- **SET PROBLEM**
From the entries below, gather every line containing the string "root".

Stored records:
-- begin --

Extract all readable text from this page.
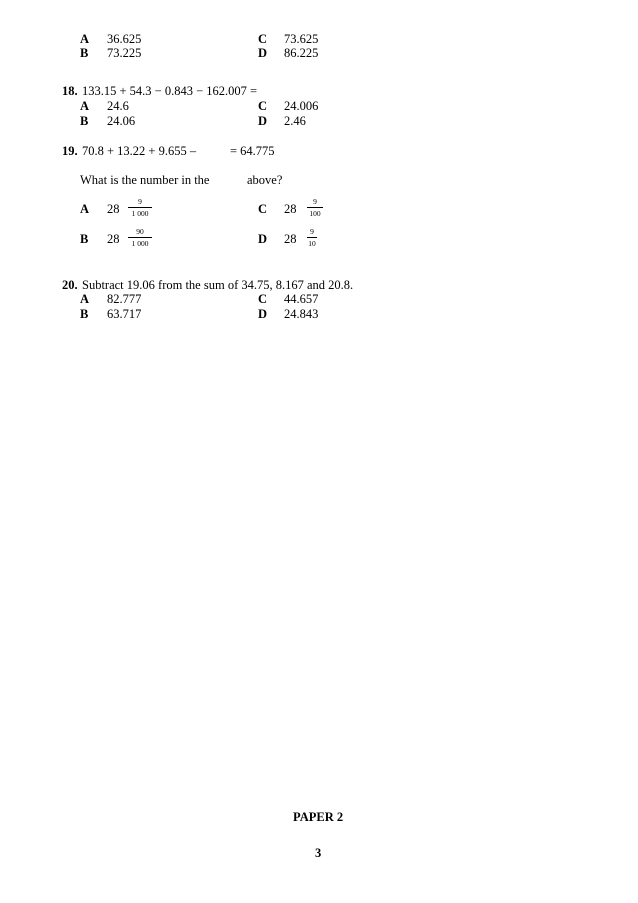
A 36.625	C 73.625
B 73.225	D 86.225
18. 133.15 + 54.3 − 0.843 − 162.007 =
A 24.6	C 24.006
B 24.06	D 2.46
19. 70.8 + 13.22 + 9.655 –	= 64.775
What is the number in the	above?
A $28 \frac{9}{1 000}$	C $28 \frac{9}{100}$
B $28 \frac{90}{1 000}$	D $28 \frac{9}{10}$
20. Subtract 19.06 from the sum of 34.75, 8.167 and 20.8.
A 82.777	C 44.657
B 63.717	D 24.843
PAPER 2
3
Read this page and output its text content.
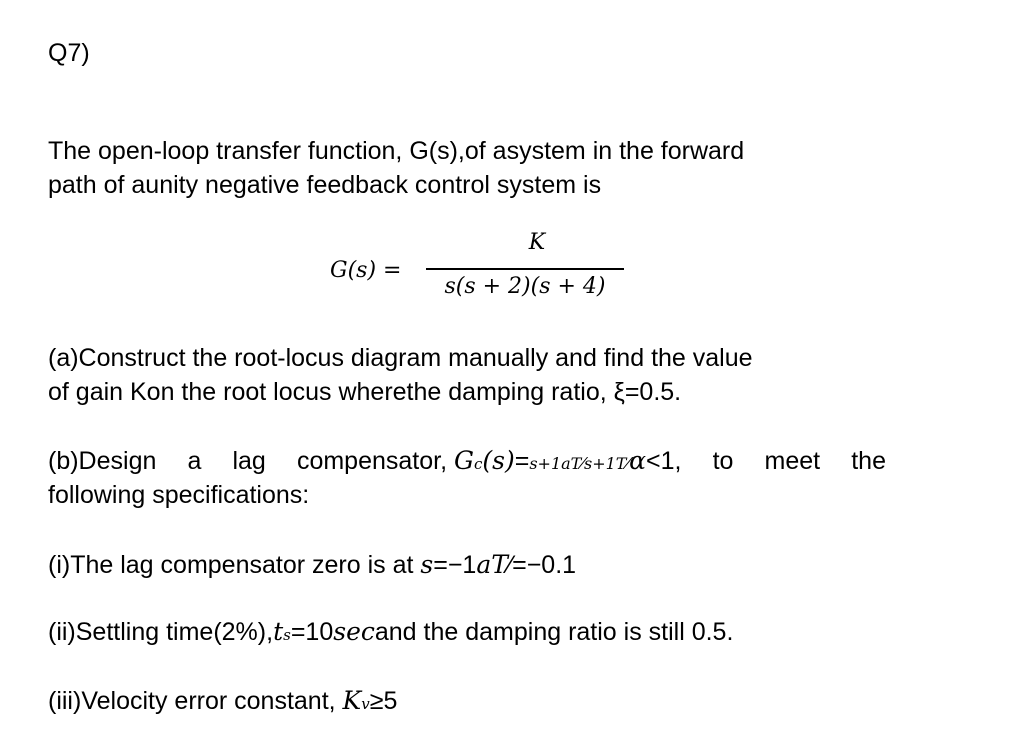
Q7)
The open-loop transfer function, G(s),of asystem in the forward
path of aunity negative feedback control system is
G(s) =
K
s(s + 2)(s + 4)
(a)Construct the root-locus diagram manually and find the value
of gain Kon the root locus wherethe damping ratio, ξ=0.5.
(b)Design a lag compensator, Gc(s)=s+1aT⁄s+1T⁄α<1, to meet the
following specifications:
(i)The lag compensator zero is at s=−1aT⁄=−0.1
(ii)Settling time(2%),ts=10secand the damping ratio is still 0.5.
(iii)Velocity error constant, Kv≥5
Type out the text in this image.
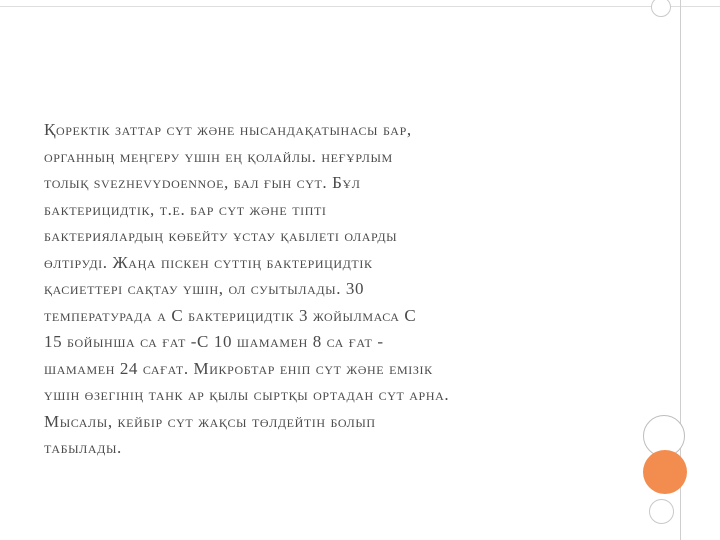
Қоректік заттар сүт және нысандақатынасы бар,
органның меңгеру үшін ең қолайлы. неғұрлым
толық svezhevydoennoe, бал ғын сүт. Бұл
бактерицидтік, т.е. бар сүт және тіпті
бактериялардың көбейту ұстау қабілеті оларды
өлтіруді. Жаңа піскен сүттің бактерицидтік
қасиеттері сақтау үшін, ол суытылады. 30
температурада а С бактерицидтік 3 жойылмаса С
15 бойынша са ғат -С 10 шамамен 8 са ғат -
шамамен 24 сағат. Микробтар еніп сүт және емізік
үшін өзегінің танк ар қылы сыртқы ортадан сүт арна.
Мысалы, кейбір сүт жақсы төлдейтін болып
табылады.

-- end --
-- begin --

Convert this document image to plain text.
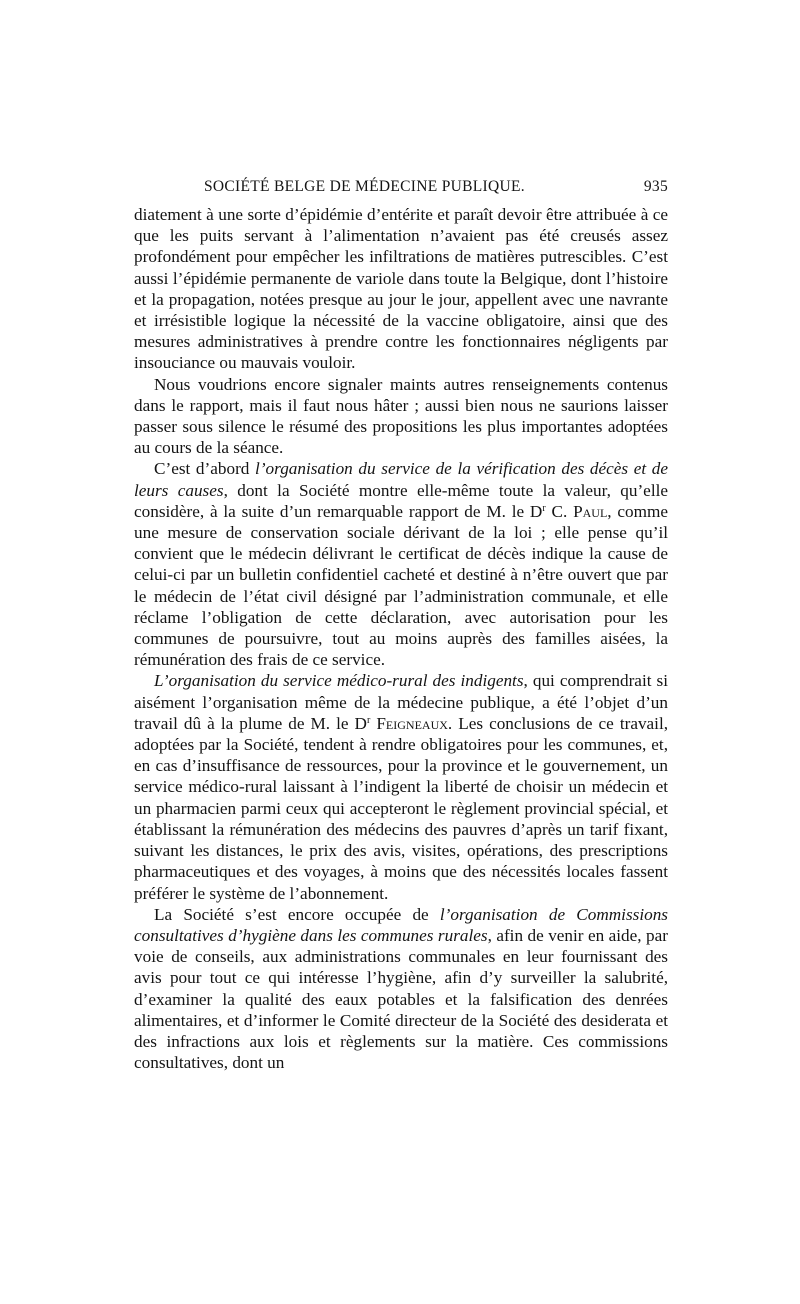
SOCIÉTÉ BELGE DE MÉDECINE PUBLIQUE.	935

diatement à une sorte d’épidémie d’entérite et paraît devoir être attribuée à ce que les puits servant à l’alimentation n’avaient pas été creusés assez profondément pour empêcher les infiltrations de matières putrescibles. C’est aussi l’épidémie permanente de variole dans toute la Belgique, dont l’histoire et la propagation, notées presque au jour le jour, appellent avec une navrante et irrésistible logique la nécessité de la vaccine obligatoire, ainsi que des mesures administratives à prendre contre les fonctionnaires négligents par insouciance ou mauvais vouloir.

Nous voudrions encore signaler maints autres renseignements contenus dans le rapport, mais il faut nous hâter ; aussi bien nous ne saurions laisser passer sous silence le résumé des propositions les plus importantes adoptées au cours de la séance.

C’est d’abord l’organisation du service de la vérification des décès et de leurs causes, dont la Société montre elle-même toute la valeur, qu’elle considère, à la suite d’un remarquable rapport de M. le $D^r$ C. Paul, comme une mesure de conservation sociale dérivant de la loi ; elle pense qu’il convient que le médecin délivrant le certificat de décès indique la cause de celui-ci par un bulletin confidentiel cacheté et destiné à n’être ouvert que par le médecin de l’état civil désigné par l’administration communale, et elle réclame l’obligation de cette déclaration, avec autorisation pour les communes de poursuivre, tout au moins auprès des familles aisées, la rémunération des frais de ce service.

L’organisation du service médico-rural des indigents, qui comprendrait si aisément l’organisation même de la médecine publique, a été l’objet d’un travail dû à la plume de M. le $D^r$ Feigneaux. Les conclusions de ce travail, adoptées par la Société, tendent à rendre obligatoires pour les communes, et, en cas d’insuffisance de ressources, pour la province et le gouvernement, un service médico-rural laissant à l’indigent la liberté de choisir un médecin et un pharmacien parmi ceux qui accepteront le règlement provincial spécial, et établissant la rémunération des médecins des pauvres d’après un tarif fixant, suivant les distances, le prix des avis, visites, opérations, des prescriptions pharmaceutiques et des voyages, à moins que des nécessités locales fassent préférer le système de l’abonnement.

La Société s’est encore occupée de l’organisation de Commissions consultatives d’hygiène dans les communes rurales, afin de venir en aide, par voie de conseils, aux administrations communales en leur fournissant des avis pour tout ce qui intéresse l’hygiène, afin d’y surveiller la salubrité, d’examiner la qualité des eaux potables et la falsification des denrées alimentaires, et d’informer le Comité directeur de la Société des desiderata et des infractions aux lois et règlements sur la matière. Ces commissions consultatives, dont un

-- end --

- **SOLUTION FOR THIS TASK**
(a)Construct the root-locus diagram manually and find the value
of gain Kon the root locus wherethe damping ratio, ξ=0.5.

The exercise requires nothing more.